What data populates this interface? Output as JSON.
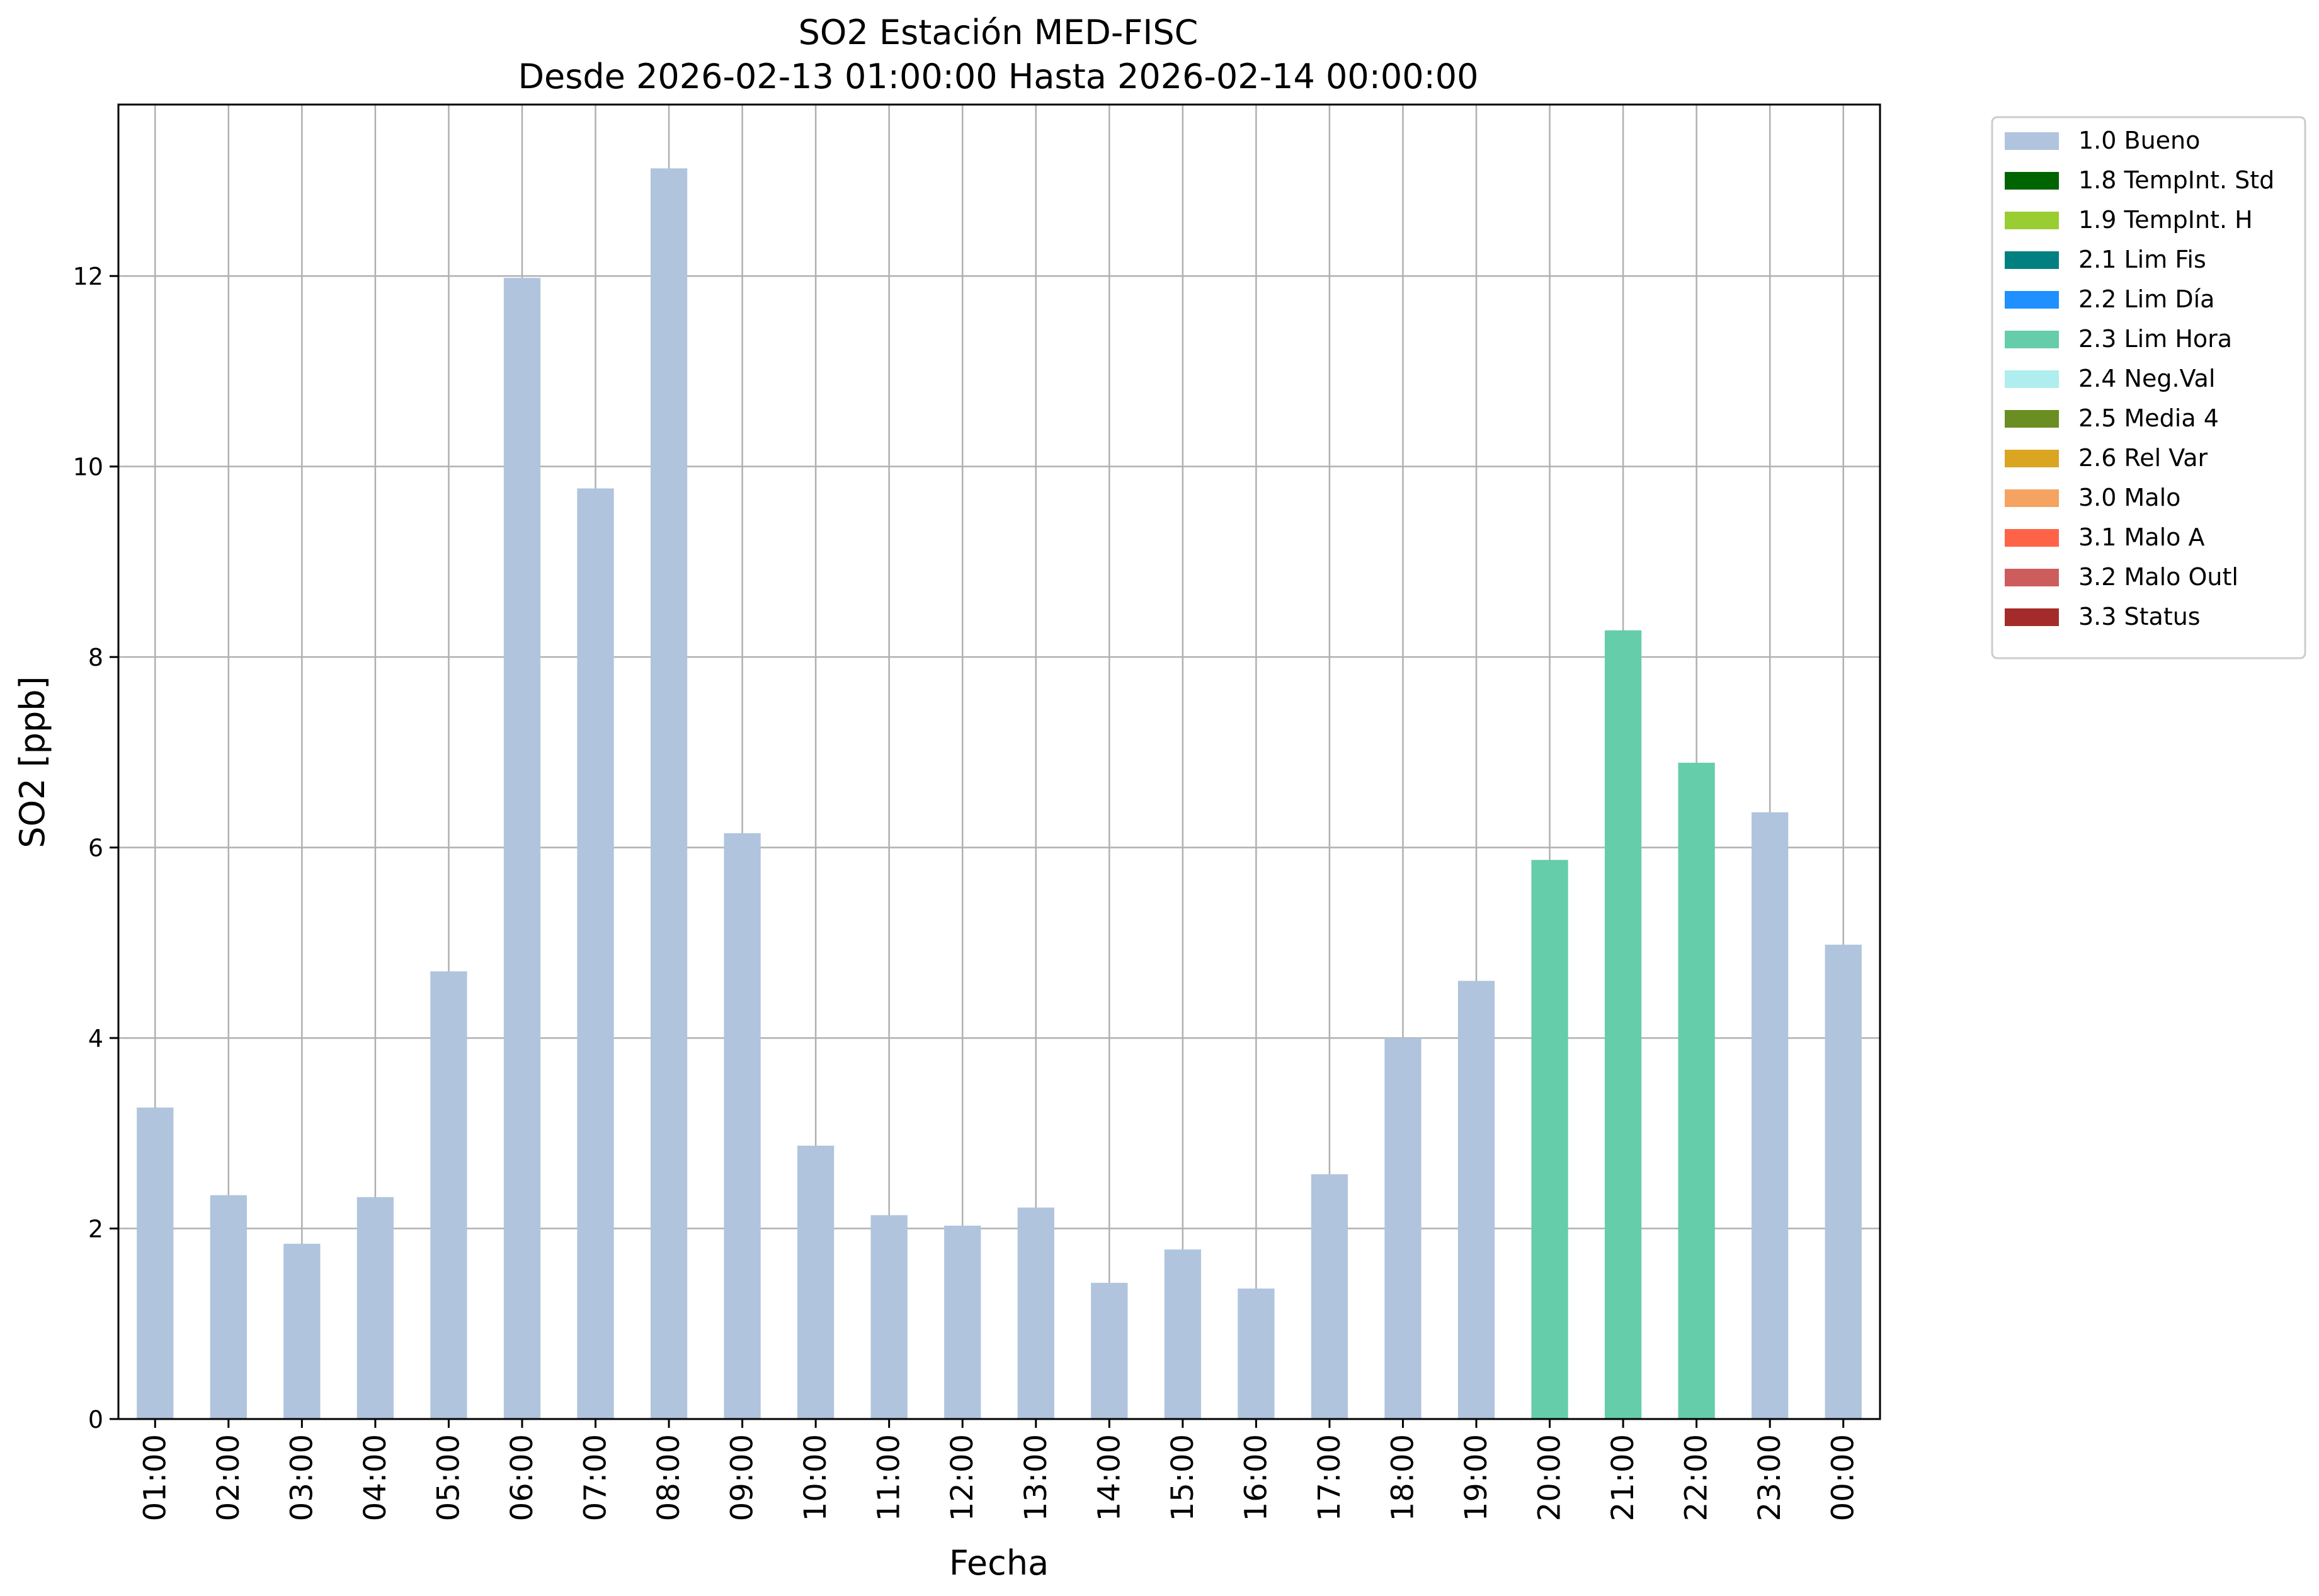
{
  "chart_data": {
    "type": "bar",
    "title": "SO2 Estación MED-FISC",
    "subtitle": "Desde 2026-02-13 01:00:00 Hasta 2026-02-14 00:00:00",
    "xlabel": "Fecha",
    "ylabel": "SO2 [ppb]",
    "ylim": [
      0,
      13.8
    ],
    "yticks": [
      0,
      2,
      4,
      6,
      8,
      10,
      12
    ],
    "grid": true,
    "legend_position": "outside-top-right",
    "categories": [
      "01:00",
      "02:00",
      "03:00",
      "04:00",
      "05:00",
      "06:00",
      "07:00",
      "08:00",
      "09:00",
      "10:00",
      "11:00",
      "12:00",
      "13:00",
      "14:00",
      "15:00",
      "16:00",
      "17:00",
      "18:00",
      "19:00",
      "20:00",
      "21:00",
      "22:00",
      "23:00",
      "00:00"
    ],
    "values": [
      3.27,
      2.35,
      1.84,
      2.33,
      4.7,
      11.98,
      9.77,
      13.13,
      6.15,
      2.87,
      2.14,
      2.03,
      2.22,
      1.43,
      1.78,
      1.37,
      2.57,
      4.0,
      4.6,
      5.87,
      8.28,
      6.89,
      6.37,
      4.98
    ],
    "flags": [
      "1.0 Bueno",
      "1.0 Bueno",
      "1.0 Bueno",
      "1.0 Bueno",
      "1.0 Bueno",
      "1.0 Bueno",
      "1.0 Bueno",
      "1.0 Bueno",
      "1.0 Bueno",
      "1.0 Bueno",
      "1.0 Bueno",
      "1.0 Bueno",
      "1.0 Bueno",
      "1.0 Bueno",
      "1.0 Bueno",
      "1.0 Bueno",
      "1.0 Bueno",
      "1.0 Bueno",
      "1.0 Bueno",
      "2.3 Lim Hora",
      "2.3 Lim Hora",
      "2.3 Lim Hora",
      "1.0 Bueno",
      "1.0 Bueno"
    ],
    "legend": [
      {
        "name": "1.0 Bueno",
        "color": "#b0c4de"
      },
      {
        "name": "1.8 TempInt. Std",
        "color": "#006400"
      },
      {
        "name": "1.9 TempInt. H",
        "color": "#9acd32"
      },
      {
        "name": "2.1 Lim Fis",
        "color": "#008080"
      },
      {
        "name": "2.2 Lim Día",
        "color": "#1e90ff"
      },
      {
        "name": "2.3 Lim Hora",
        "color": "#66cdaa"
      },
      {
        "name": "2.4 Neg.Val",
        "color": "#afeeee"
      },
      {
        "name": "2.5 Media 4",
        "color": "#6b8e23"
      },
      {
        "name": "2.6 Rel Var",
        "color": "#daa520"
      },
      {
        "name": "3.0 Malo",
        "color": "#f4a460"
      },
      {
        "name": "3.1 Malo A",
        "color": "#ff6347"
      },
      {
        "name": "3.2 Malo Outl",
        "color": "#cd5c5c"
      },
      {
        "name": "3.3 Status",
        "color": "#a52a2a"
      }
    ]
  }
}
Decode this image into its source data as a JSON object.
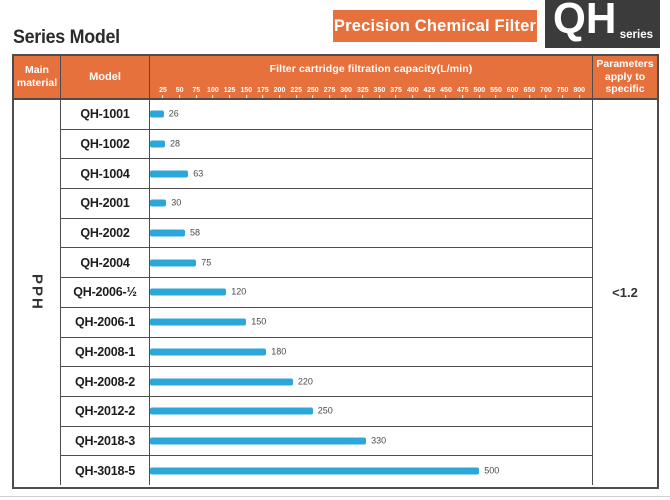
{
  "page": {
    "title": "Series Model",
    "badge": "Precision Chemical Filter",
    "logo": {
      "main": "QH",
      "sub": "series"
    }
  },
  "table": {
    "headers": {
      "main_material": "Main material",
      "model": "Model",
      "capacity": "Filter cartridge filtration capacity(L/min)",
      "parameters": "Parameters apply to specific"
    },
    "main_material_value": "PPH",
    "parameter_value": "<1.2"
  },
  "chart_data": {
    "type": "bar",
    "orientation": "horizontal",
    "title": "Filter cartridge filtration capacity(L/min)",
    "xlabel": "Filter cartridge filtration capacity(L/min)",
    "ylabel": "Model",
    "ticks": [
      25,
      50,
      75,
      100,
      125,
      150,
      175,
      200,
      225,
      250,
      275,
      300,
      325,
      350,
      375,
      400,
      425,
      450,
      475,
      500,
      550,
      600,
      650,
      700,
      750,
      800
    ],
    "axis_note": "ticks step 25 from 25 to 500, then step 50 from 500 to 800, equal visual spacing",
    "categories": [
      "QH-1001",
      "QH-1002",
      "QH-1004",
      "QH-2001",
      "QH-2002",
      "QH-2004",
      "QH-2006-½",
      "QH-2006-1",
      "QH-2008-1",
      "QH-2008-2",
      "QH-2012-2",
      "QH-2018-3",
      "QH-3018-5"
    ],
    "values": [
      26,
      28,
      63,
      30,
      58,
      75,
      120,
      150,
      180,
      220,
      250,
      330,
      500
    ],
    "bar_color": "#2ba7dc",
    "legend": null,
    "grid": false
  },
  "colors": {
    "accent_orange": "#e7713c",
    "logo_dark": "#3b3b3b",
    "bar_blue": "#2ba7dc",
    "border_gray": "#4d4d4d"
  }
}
####################
Read the entries above, then pull out the lines that include "JSON".

### FULL ANSWER
What data populates this interface? Output as JSON.
Decode this image into its source data as a JSON object.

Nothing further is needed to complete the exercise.